### Text for analysis
Citizen Scientists Uncover Correlation Between Dental Visits and Treponema Abundance

Dentistry Today
Photo courtesy of Denver Museum of Nature & Science


Photo courtesy of Denver Museum of Nature & Science

Researchers at Colorado State University (CSU) and the Denver Museum of Nature & Science used a crowd-sourced, citizen science-driven study to find a correlation between people who do not visit the dentist regularly and increased abundance of Treponema, an oral pathogen that causes periodontal disease. 

Carried out in the Genetics of Taste Lab at the museum, a wide cross-section of museum visitors submitted to a cheek swab and answered simple questions about their demographics, lifestyles, and health habits. Microbial DNA sequencing data revealed, broadly, that oral health habits affect the oral microbiome. The study underscored the need to think about oral health as strongly linked to the health of the entire body as well, the researchers said.

### Supplied information
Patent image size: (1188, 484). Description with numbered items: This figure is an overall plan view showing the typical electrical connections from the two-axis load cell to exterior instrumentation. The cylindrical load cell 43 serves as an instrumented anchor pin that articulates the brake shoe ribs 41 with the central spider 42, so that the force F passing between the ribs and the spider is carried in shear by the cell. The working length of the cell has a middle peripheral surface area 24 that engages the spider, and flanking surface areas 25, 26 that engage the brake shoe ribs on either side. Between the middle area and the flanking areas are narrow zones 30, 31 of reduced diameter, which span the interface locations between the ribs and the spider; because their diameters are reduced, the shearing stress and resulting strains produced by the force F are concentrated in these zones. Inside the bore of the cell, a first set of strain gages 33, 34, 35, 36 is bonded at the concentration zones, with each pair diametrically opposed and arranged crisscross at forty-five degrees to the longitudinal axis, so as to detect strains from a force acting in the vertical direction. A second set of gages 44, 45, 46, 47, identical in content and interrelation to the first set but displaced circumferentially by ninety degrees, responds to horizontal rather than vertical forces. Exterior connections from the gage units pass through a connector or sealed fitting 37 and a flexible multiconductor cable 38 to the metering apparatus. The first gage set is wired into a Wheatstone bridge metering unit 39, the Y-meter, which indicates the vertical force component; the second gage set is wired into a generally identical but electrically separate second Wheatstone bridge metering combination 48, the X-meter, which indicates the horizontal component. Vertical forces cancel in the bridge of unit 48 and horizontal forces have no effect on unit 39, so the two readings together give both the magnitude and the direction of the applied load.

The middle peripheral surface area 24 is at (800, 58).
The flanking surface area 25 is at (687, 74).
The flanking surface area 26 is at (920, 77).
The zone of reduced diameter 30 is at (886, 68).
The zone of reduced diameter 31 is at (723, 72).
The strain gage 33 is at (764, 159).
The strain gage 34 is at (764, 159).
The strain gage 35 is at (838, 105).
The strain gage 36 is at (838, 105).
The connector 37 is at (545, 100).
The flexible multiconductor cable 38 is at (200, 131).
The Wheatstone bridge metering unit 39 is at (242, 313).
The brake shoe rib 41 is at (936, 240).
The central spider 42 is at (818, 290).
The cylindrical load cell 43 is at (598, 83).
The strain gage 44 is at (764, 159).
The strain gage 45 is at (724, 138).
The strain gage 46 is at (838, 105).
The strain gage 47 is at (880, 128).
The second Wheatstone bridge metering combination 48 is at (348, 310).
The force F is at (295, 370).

### Apply what you read
#1 According to the Treponema article, what disease does Treponema cause?
#2 Retype the part of the Treponema article starting at "Dentistry Today" and ending at "the researchers said.".
Work from the Treponema article alone.

### Solutions below
#1 Periodontal disease.

#2
Dentistry Today
Photo courtesy of Denver Museum of Nature & Science


Photo courtesy of Denver Museum of Nature & Science

Researchers at Colorado State University (CSU) and the Denver Museum of Nature & Science used a crowd-sourced, citizen science-driven study to find a correlation between people who do not visit the dentist regularly and increased abundance of Treponema, an oral pathogen that causes periodontal disease. 

Carried out in the Genetics of Taste Lab at the museum, a wide cross-section of museum visitors submitted to a cheek swab and answered simple questions about their demographics, lifestyles, and health habits. Microbial DNA sequencing data revealed, broadly, that oral health habits affect the oral microbiome. The study underscored the need to think about oral health as strongly linked to the health of the entire body as well, the researchers said.